PROBLEM STATEMENT: Pull every line that holds the word "JSON" from the entries.

(Stored data entries)
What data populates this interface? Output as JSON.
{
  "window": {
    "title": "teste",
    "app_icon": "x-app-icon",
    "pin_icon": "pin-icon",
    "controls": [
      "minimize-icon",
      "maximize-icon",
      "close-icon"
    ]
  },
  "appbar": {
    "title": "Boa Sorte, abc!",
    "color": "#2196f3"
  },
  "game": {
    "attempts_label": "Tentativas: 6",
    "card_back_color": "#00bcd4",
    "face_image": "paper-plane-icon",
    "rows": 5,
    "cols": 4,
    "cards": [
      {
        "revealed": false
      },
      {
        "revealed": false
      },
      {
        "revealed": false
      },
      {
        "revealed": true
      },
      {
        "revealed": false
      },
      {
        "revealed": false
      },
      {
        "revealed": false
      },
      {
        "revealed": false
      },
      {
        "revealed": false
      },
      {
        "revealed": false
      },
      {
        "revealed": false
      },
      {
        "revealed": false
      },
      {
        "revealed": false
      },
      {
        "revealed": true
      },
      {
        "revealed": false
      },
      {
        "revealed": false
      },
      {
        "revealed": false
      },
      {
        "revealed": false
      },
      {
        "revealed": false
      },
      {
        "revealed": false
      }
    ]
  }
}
--
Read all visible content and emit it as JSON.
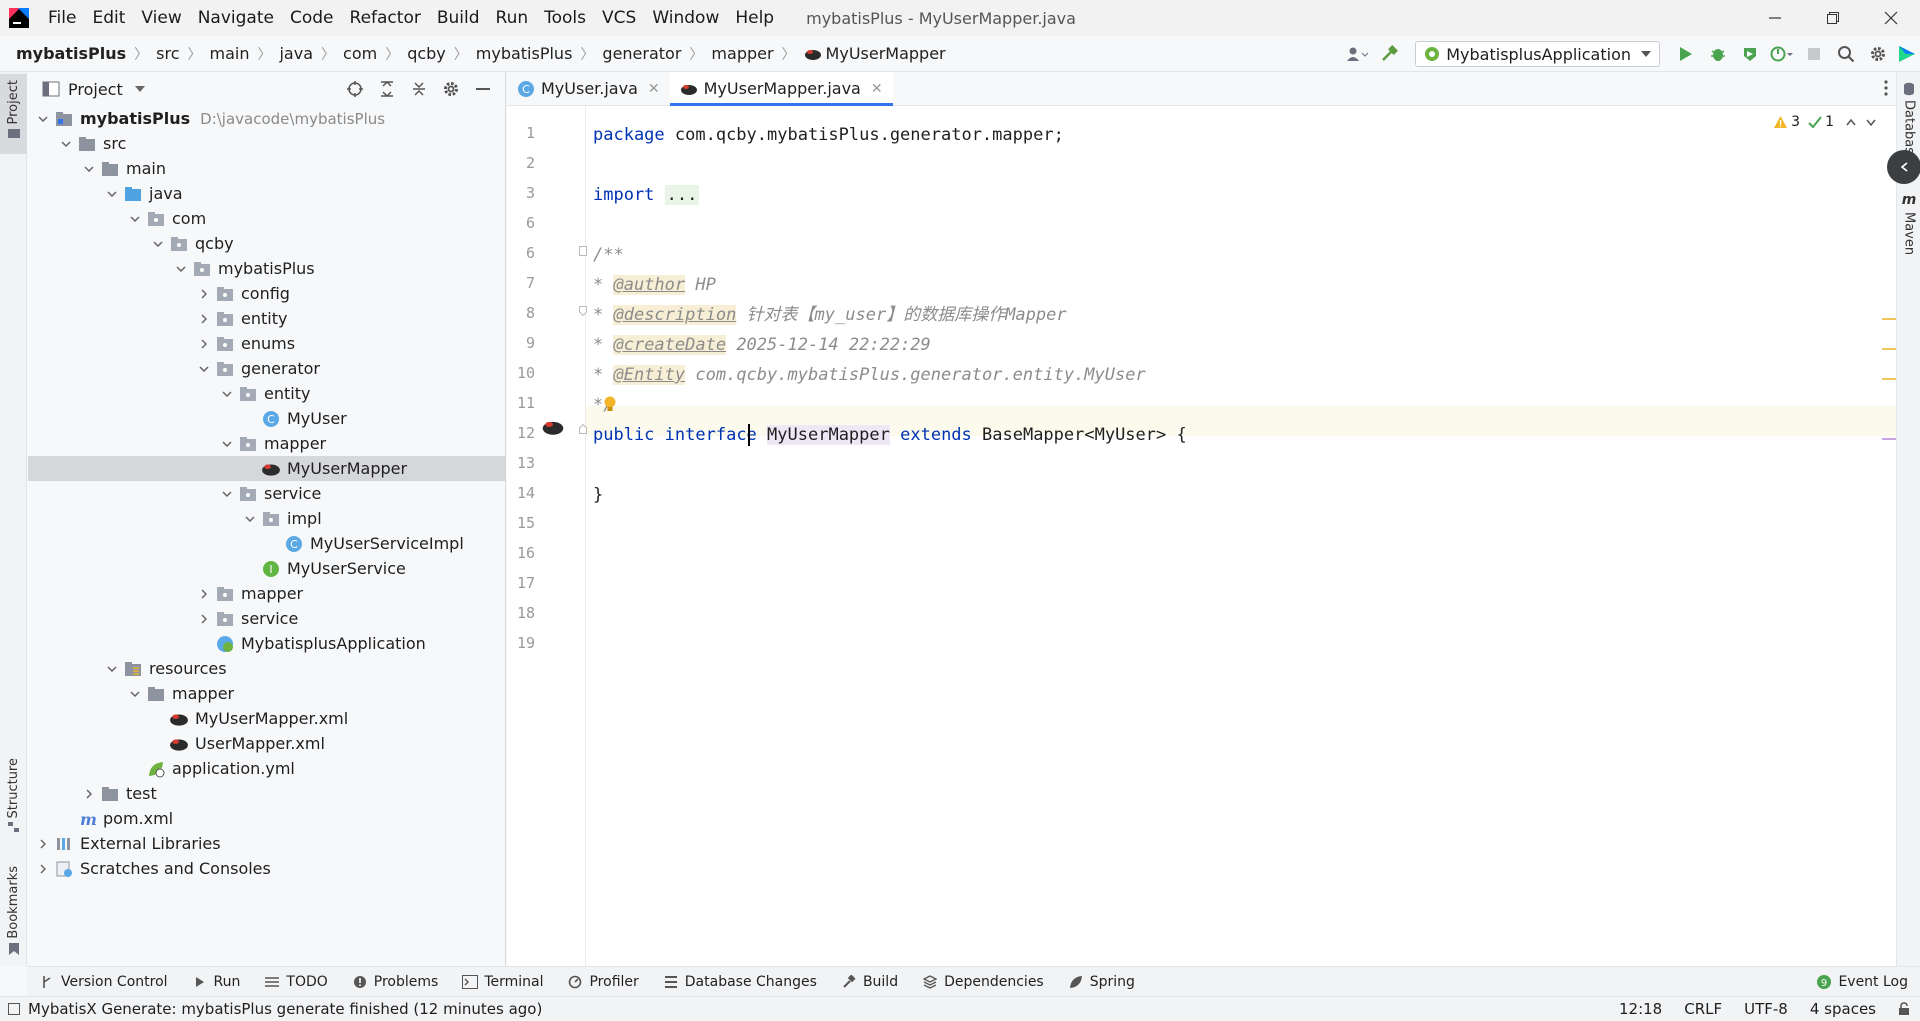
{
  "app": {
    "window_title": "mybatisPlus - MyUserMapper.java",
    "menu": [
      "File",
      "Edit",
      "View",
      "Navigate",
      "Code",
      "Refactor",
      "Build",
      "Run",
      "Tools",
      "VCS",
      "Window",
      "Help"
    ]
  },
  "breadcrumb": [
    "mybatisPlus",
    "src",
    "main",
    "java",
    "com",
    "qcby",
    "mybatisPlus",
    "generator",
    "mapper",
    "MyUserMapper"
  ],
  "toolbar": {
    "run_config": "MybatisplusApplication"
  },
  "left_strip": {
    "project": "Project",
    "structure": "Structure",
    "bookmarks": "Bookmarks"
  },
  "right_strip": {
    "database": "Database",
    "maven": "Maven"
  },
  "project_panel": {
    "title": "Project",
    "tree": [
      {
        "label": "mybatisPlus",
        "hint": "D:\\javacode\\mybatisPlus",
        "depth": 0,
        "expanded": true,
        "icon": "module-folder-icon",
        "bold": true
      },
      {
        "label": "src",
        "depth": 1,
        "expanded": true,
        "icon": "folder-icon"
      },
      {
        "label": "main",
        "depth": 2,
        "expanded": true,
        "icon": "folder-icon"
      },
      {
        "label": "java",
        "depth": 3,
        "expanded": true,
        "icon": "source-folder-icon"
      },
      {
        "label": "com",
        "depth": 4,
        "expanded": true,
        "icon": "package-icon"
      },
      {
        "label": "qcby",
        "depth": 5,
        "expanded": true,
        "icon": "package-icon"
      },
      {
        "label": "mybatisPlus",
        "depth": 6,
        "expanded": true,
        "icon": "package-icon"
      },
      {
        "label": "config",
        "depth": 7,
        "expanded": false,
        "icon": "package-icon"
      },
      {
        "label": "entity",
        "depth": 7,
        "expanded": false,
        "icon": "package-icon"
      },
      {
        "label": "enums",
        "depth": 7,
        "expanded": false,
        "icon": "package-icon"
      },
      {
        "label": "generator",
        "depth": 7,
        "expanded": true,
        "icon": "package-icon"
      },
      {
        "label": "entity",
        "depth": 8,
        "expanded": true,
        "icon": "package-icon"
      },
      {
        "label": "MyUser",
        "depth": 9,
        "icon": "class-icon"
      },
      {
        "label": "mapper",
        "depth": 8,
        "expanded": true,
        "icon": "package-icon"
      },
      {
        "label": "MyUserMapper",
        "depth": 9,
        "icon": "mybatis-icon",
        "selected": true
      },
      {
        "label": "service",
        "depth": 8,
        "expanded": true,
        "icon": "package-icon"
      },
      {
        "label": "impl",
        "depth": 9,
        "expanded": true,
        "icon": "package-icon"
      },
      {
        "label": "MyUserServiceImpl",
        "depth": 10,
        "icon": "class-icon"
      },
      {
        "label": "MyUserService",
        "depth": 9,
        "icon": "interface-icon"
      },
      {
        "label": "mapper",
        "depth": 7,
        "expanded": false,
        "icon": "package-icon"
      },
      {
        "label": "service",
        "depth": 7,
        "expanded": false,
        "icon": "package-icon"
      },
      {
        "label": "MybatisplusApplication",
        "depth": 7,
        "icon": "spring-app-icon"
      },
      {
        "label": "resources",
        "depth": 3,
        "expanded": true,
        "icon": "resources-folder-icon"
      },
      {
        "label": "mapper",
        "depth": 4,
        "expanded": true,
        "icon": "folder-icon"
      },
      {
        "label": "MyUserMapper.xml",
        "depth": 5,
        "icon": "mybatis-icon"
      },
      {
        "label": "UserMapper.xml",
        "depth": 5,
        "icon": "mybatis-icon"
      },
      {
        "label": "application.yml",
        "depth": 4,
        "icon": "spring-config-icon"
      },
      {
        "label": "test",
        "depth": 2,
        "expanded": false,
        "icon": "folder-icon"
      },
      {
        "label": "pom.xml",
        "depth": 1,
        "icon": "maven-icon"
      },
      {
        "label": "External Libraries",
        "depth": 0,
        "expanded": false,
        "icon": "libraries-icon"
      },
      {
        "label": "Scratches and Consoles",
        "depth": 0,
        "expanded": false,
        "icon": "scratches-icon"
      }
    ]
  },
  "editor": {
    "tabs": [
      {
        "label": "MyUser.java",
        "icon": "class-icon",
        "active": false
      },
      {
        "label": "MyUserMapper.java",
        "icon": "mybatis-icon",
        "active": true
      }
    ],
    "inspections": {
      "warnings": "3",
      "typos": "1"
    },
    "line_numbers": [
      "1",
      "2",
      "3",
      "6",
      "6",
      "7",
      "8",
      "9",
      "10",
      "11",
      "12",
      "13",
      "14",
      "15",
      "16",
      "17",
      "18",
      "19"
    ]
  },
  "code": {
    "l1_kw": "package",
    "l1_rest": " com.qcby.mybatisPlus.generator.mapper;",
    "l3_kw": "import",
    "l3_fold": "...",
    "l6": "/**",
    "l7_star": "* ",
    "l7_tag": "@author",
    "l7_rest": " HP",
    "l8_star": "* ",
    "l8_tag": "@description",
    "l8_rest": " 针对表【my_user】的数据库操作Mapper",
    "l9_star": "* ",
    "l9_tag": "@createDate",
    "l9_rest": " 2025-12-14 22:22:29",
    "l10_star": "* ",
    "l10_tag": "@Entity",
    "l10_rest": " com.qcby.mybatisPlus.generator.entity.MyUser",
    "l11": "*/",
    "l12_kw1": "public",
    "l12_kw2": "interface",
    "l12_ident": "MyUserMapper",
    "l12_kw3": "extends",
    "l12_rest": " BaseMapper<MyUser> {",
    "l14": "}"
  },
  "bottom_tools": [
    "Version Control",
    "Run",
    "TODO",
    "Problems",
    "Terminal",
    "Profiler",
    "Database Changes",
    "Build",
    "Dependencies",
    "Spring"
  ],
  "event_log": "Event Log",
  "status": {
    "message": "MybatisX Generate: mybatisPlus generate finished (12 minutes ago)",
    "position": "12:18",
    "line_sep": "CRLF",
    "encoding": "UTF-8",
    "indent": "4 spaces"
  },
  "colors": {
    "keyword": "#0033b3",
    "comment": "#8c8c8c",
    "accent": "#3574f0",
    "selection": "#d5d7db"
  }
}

TASK ANSWER:
What data populates this interface? Output as JSON.
Read all visible content and emit it as JSON.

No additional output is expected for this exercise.